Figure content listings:
* * *

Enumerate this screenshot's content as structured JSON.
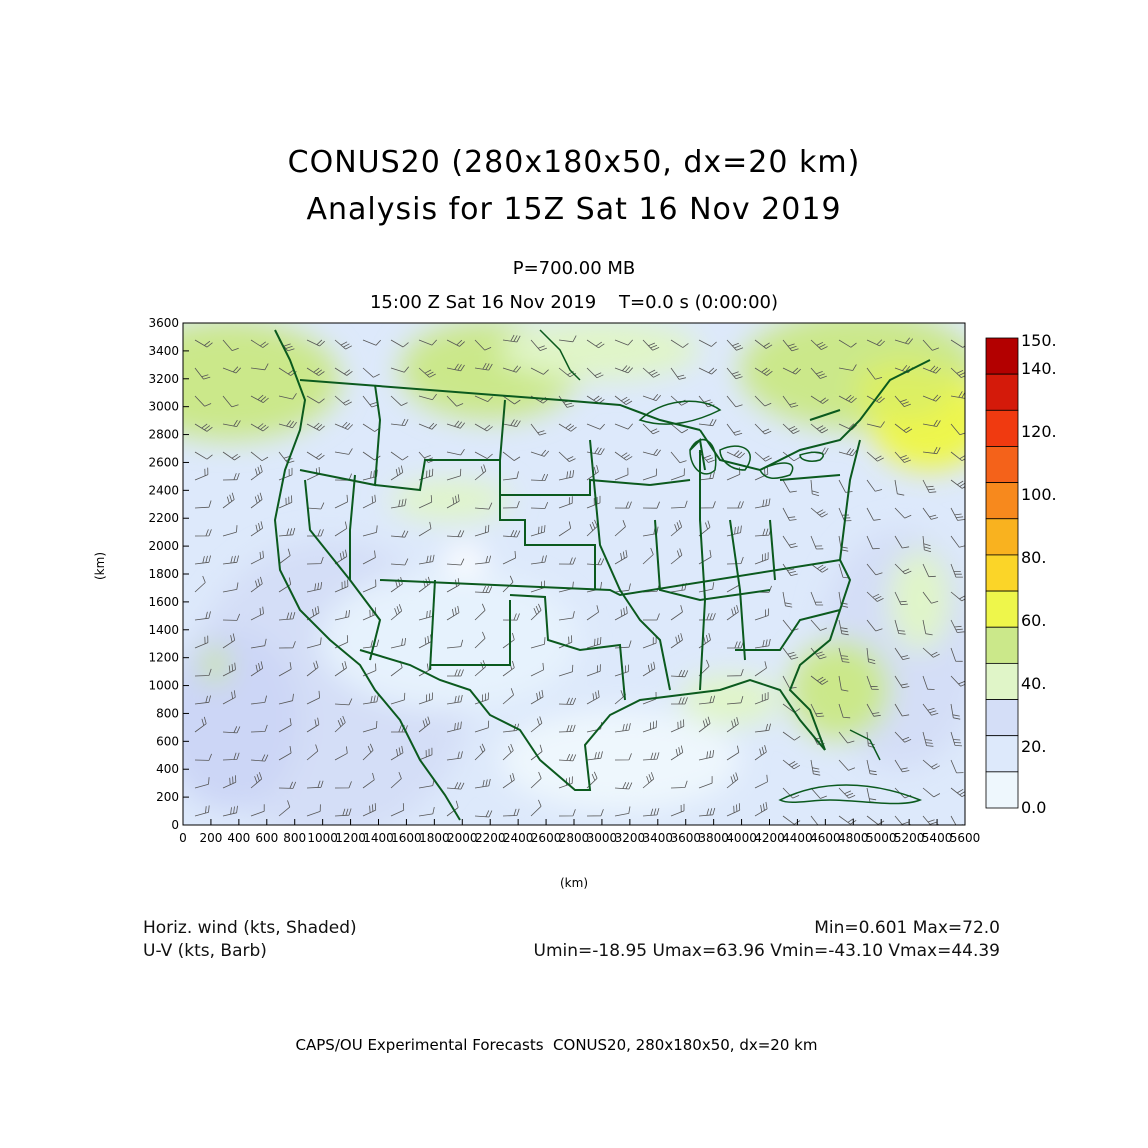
{
  "title_line1": "CONUS20 (280x180x50, dx=20 km)",
  "title_line2": "Analysis for 15Z Sat 16 Nov 2019",
  "level": "P=700.00 MB",
  "valid_time": "15:00 Z Sat 16 Nov 2019    T=0.0 s (0:00:00)",
  "x_axis_label": "(km)",
  "y_axis_label": "(km)",
  "x_ticks": [
    "0",
    "200",
    "400",
    "600",
    "800",
    "1000",
    "1200",
    "1400",
    "1600",
    "1800",
    "2000",
    "2200",
    "2400",
    "2600",
    "2800",
    "3000",
    "3200",
    "3400",
    "3600",
    "3800",
    "4000",
    "4200",
    "4400",
    "4600",
    "4800",
    "5000",
    "5200",
    "5400",
    "5600"
  ],
  "y_ticks": [
    "0",
    "200",
    "400",
    "600",
    "800",
    "1000",
    "1200",
    "1400",
    "1600",
    "1800",
    "2000",
    "2200",
    "2400",
    "2600",
    "2800",
    "3000",
    "3200",
    "3400",
    "3600"
  ],
  "colorbar_labels": [
    "150.",
    "140.",
    "120.",
    "100.",
    "80.",
    "60.",
    "40.",
    "20.",
    "0.0"
  ],
  "colorbar_colors": [
    "#b30000",
    "#d41a0a",
    "#f03a10",
    "#f4621a",
    "#f7891d",
    "#f9b21f",
    "#fbd528",
    "#eef64b",
    "#cbe88a",
    "#e0f5c8",
    "#d4def7",
    "#dde9fb",
    "#eef7fd"
  ],
  "legend_left_1": "Horiz. wind (kts, Shaded)",
  "legend_left_2": "U-V (kts, Barb)",
  "legend_right_1": "Min=0.601 Max=72.0",
  "legend_right_2": "Umin=-18.95 Umax=63.96 Vmin=-43.10 Vmax=44.39",
  "footer": "CAPS/OU Experimental Forecasts  CONUS20, 280x180x50, dx=20 km",
  "map": {
    "boundary_color": "#0b5a1e",
    "field_range_kts": [
      0.601,
      72.0
    ]
  }
}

* * *

PROBLEM —
Write the entries above out in full, exactly, with no images.

TASK RESPONSE —
Enumerate this screenshot's content as structured JSON.
{
  "title_line1": "CONUS20 (280x180x50, dx=20 km)",
  "title_line2": "Analysis for 15Z Sat 16 Nov 2019",
  "level": "P=700.00 MB",
  "valid_time": "15:00 Z Sat 16 Nov 2019    T=0.0 s (0:00:00)",
  "x_axis_label": "(km)",
  "y_axis_label": "(km)",
  "x_ticks": [
    "0",
    "200",
    "400",
    "600",
    "800",
    "1000",
    "1200",
    "1400",
    "1600",
    "1800",
    "2000",
    "2200",
    "2400",
    "2600",
    "2800",
    "3000",
    "3200",
    "3400",
    "3600",
    "3800",
    "4000",
    "4200",
    "4400",
    "4600",
    "4800",
    "5000",
    "5200",
    "5400",
    "5600"
  ],
  "y_ticks": [
    "0",
    "200",
    "400",
    "600",
    "800",
    "1000",
    "1200",
    "1400",
    "1600",
    "1800",
    "2000",
    "2200",
    "2400",
    "2600",
    "2800",
    "3000",
    "3200",
    "3400",
    "3600"
  ],
  "colorbar_labels": [
    "150.",
    "140.",
    "120.",
    "100.",
    "80.",
    "60.",
    "40.",
    "20.",
    "0.0"
  ],
  "colorbar_colors": [
    "#b30000",
    "#d41a0a",
    "#f03a10",
    "#f4621a",
    "#f7891d",
    "#f9b21f",
    "#fbd528",
    "#eef64b",
    "#cbe88a",
    "#e0f5c8",
    "#d4def7",
    "#dde9fb",
    "#eef7fd"
  ],
  "legend_left_1": "Horiz. wind (kts, Shaded)",
  "legend_left_2": "U-V (kts, Barb)",
  "legend_right_1": "Min=0.601 Max=72.0",
  "legend_right_2": "Umin=-18.95 Umax=63.96 Vmin=-43.10 Vmax=44.39",
  "footer": "CAPS/OU Experimental Forecasts  CONUS20, 280x180x50, dx=20 km",
  "map": {
    "boundary_color": "#0b5a1e",
    "field_range_kts": [
      0.601,
      72.0
    ]
  }
}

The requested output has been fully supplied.